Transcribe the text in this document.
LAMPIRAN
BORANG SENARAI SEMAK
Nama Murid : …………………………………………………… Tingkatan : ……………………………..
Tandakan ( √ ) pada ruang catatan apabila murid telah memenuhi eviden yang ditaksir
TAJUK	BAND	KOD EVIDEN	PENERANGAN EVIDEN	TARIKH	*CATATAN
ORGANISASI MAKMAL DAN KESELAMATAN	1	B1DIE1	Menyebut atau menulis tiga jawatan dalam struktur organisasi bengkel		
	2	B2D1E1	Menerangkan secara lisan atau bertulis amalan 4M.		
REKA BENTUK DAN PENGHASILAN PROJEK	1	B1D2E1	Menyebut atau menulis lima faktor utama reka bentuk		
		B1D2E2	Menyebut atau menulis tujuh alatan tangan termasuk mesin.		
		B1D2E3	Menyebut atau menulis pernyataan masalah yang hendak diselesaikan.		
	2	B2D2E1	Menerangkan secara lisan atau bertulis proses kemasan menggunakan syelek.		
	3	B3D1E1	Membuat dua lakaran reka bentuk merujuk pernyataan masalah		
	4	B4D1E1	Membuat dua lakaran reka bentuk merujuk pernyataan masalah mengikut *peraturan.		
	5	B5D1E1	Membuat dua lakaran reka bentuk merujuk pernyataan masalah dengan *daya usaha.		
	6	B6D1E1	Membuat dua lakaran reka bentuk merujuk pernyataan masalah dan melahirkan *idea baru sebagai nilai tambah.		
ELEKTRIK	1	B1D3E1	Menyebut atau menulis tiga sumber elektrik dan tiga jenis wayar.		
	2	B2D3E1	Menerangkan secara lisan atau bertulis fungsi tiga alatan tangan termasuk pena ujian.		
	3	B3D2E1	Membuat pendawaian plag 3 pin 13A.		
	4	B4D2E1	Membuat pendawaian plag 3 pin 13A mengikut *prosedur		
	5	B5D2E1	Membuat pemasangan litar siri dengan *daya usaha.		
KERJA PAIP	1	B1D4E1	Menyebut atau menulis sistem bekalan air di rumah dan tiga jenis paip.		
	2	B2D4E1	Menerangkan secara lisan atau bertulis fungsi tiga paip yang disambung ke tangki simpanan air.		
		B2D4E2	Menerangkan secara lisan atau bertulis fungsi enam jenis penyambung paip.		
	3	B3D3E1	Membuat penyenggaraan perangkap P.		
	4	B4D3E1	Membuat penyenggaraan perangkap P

══════

_STATED EXERCISE_.
Restate every record exactly, leaving nothing out.

_OUTPUT FOR THIS TASK_.
Transcribe the text in this document.
LAMPIRAN
BORANG SENARAI SEMAK
Nama Murid : …………………………………………………… Tingkatan : ……………………………..
Tandakan ( √ ) pada ruang catatan apabila murid telah memenuhi eviden yang ditaksir
TAJUK	BAND	KOD EVIDEN	PENERANGAN EVIDEN	TARIKH	*CATATAN
ORGANISASI MAKMAL DAN KESELAMATAN	1	B1DIE1	Menyebut atau menulis tiga jawatan dalam struktur organisasi bengkel		
	2	B2D1E1	Menerangkan secara lisan atau bertulis amalan 4M.		
REKA BENTUK DAN PENGHASILAN PROJEK	1	B1D2E1	Menyebut atau menulis lima faktor utama reka bentuk		
		B1D2E2	Menyebut atau menulis tujuh alatan tangan termasuk mesin.		
		B1D2E3	Menyebut atau menulis pernyataan masalah yang hendak diselesaikan.		
	2	B2D2E1	Menerangkan secara lisan atau bertulis proses kemasan menggunakan syelek.		
	3	B3D1E1	Membuat dua lakaran reka bentuk merujuk pernyataan masalah		
	4	B4D1E1	Membuat dua lakaran reka bentuk merujuk pernyataan masalah mengikut *peraturan.		
	5	B5D1E1	Membuat dua lakaran reka bentuk merujuk pernyataan masalah dengan *daya usaha.		
	6	B6D1E1	Membuat dua lakaran reka bentuk merujuk pernyataan masalah dan melahirkan *idea baru sebagai nilai tambah.		
ELEKTRIK	1	B1D3E1	Menyebut atau menulis tiga sumber elektrik dan tiga jenis wayar.		
	2	B2D3E1	Menerangkan secara lisan atau bertulis fungsi tiga alatan tangan termasuk pena ujian.		
	3	B3D2E1	Membuat pendawaian plag 3 pin 13A.		
	4	B4D2E1	Membuat pendawaian plag 3 pin 13A mengikut *prosedur		
	5	B5D2E1	Membuat pemasangan litar siri dengan *daya usaha.		
KERJA PAIP	1	B1D4E1	Menyebut atau menulis sistem bekalan air di rumah dan tiga jenis paip.		
	2	B2D4E1	Menerangkan secara lisan atau bertulis fungsi tiga paip yang disambung ke tangki simpanan air.		
		B2D4E2	Menerangkan secara lisan atau bertulis fungsi enam jenis penyambung paip.		
	3	B3D3E1	Membuat penyenggaraan perangkap P.		
	4	B4D3E1	Membuat penyenggaraan perangkap P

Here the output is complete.